Data items
#####

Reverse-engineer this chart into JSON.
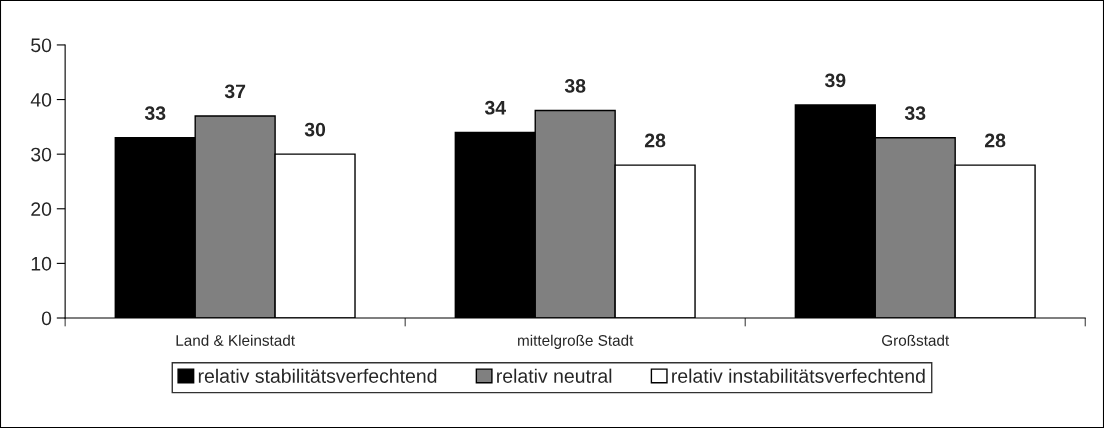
{
  "chart_data": {
    "type": "bar",
    "categories": [
      "Land & Kleinstadt",
      "mittelgroße Stadt",
      "Großstadt"
    ],
    "series": [
      {
        "name": "relativ stabilitätsverfechtend",
        "color": "#000000",
        "values": [
          33,
          34,
          39
        ]
      },
      {
        "name": "relativ neutral",
        "color": "#808080",
        "values": [
          37,
          38,
          33
        ]
      },
      {
        "name": "relativ instabilitätsverfechtend",
        "color": "#ffffff",
        "values": [
          30,
          28,
          28
        ]
      }
    ],
    "ylim": [
      0,
      50
    ],
    "yticks": [
      0,
      10,
      20,
      30,
      40,
      50
    ],
    "data_labels": true,
    "grid": false,
    "legend": "bottom"
  }
}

#####

Goal of the exercise - Print all of the entries word for word. Skip any images they contain.

Task output -
Reverse-engineer this chart into JSON.
{
  "chart_data": {
    "type": "bar",
    "categories": [
      "Land & Kleinstadt",
      "mittelgroße Stadt",
      "Großstadt"
    ],
    "series": [
      {
        "name": "relativ stabilitätsverfechtend",
        "color": "#000000",
        "values": [
          33,
          34,
          39
        ]
      },
      {
        "name": "relativ neutral",
        "color": "#808080",
        "values": [
          37,
          38,
          33
        ]
      },
      {
        "name": "relativ instabilitätsverfechtend",
        "color": "#ffffff",
        "values": [
          30,
          28,
          28
        ]
      }
    ],
    "ylim": [
      0,
      50
    ],
    "yticks": [
      0,
      10,
      20,
      30,
      40,
      50
    ],
    "data_labels": true,
    "grid": false,
    "legend": "bottom"
  }
}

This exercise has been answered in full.